In your copy, include every entry exactly as written but no pictures.

▸ **RECORDS TO USE**:

__________________________________________________

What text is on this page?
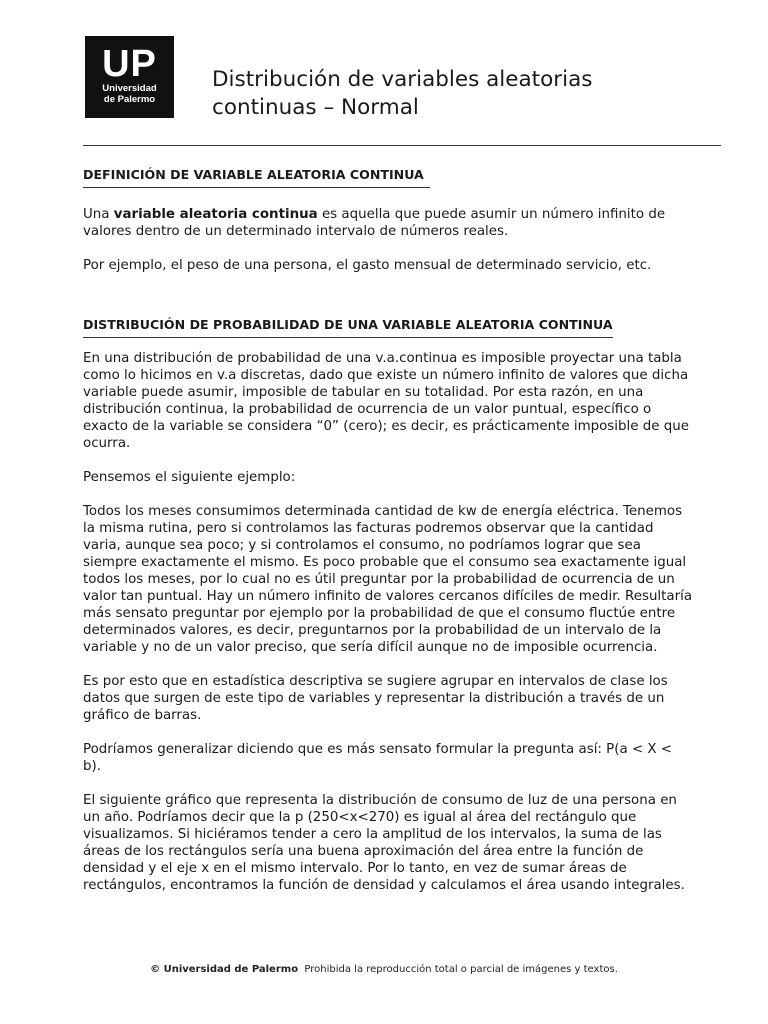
UP
Universidad
de Palermo
Distribución de variables aleatorias
continuas – Normal
DEFINICIÓN DE VARIABLE ALEATORIA CONTINUA

Una variable aleatoria continua es aquella que puede asumir un número infinito de valores dentro de un determinado intervalo de números reales.

Por ejemplo, el peso de una persona, el gasto mensual de determinado servicio, etc.

DISTRIBUCIÓN DE PROBABILIDAD DE UNA VARIABLE ALEATORIA CONTINUA

En una distribución de probabilidad de una v.a.continua es imposible proyectar una tabla como lo hicimos en v.a discretas, dado que existe un número infinito de valores que dicha variable puede asumir, imposible de tabular en su totalidad. Por esta razón, en una distribución continua, la probabilidad de ocurrencia de un valor puntual, específico o exacto de la variable se considera “0” (cero); es decir, es prácticamente imposible de que ocurra.

Pensemos el siguiente ejemplo:

Todos los meses consumimos determinada cantidad de kw de energía eléctrica. Tenemos la misma rutina, pero si controlamos las facturas podremos observar que la cantidad varia, aunque sea poco; y si controlamos el consumo, no podríamos lograr que sea siempre exactamente el mismo. Es poco probable que el consumo sea exactamente igual todos los meses, por lo cual no es útil preguntar por la probabilidad de ocurrencia de un valor tan puntual. Hay un número infinito de valores cercanos difíciles de medir. Resultaría más sensato preguntar por ejemplo por la probabilidad de que el consumo fluctúe entre determinados valores, es decir, preguntarnos por la probabilidad de un intervalo de la variable y no de un valor preciso, que sería difícil aunque no de imposible ocurrencia.

Es por esto que en estadística descriptiva se sugiere agrupar en intervalos de clase los datos que surgen de este tipo de variables y representar la distribución a través de un gráfico de barras.

Podríamos generalizar diciendo que es más sensato formular la pregunta así: P(a < X < b).

El siguiente gráfico que representa la distribución de consumo de luz de una persona en un año. Podríamos decir que la p (250<x<270) es igual al área del rectángulo que visualizamos. Si hiciéramos tender a cero la amplitud de los intervalos, la suma de las áreas de los rectángulos sería una buena aproximación del área entre la función de densidad y el eje x en el mismo intervalo. Por lo tanto, en vez de sumar áreas de rectángulos, encontramos la función de densidad y calculamos el área usando integrales.

© Universidad de Palermo Prohibida la reproducción total o parcial de imágenes y textos.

__________________________________________________

▸ **EXPECTED OUTPUT**:
What text is on this page?
UP
Universidad
de Palermo
Distribución de variables aleatorias
continuas – Normal
DEFINICIÓN DE VARIABLE ALEATORIA CONTINUA

Una variable aleatoria continua es aquella que puede asumir un número infinito de valores dentro de un determinado intervalo de números reales.

Por ejemplo, el peso de una persona, el gasto mensual de determinado servicio, etc.

DISTRIBUCIÓN DE PROBABILIDAD DE UNA VARIABLE ALEATORIA CONTINUA

En una distribución de probabilidad de una v.a.continua es imposible proyectar una tabla como lo hicimos en v.a discretas, dado que existe un número infinito de valores que dicha variable puede asumir, imposible de tabular en su totalidad. Por esta razón, en una distribución continua, la probabilidad de ocurrencia de un valor puntual, específico o exacto de la variable se considera “0” (cero); es decir, es prácticamente imposible de que ocurra.

Pensemos el siguiente ejemplo:

Todos los meses consumimos determinada cantidad de kw de energía eléctrica. Tenemos la misma rutina, pero si controlamos las facturas podremos observar que la cantidad varia, aunque sea poco; y si controlamos el consumo, no podríamos lograr que sea siempre exactamente el mismo. Es poco probable que el consumo sea exactamente igual todos los meses, por lo cual no es útil preguntar por la probabilidad de ocurrencia de un valor tan puntual. Hay un número infinito de valores cercanos difíciles de medir. Resultaría más sensato preguntar por ejemplo por la probabilidad de que el consumo fluctúe entre determinados valores, es decir, preguntarnos por la probabilidad de un intervalo de la variable y no de un valor preciso, que sería difícil aunque no de imposible ocurrencia.

Es por esto que en estadística descriptiva se sugiere agrupar en intervalos de clase los datos que surgen de este tipo de variables y representar la distribución a través de un gráfico de barras.

Podríamos generalizar diciendo que es más sensato formular la pregunta así: P(a < X < b).

El siguiente gráfico que representa la distribución de consumo de luz de una persona en un año. Podríamos decir que la p (250<x<270) es igual al área del rectángulo que visualizamos. Si hiciéramos tender a cero la amplitud de los intervalos, la suma de las áreas de los rectángulos sería una buena aproximación del área entre la función de densidad y el eje x en el mismo intervalo. Por lo tanto, en vez de sumar áreas de rectángulos, encontramos la función de densidad y calculamos el área usando integrales.

© Universidad de Palermo Prohibida la reproducción total o parcial de imágenes y textos.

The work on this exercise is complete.